#### TASK REQUIREMENTS:
Extract every line that contains the word "month".

#### SUPPLIED DATA:
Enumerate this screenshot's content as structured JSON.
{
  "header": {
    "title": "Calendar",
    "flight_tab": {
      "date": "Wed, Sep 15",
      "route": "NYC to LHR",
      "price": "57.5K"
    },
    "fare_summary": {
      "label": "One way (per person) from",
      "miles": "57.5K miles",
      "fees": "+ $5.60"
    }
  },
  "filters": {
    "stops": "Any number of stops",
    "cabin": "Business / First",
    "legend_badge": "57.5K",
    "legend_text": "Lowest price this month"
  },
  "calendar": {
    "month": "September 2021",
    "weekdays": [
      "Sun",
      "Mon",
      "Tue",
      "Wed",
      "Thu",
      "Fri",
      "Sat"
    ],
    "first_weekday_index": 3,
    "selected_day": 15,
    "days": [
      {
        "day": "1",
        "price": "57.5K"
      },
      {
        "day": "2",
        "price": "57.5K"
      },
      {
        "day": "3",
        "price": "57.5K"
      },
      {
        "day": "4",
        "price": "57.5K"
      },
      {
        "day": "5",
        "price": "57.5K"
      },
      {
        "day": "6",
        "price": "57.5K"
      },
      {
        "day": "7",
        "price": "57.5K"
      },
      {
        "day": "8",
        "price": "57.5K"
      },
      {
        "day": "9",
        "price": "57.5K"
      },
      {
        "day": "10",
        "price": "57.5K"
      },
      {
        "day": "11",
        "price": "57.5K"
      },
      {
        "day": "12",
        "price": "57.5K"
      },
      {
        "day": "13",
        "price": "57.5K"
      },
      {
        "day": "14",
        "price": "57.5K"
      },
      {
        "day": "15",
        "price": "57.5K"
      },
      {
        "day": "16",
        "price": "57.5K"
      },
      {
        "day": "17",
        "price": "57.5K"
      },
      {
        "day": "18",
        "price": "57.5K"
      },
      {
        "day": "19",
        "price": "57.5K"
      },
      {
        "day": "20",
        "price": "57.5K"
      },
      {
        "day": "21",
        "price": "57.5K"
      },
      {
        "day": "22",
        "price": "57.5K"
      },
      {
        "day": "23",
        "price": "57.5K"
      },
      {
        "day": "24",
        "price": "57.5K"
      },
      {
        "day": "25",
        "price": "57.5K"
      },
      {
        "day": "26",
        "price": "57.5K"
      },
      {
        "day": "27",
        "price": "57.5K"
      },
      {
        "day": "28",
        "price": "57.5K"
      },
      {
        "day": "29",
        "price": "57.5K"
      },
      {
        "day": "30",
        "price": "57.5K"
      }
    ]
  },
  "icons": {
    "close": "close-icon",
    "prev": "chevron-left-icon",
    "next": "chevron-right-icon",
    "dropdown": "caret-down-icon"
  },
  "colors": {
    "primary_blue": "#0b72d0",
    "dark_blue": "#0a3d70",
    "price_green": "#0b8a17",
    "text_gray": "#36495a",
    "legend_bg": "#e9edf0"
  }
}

#### FINISHED TASK:
    "legend_text": "Lowest price this month"
    "month": "September 2021",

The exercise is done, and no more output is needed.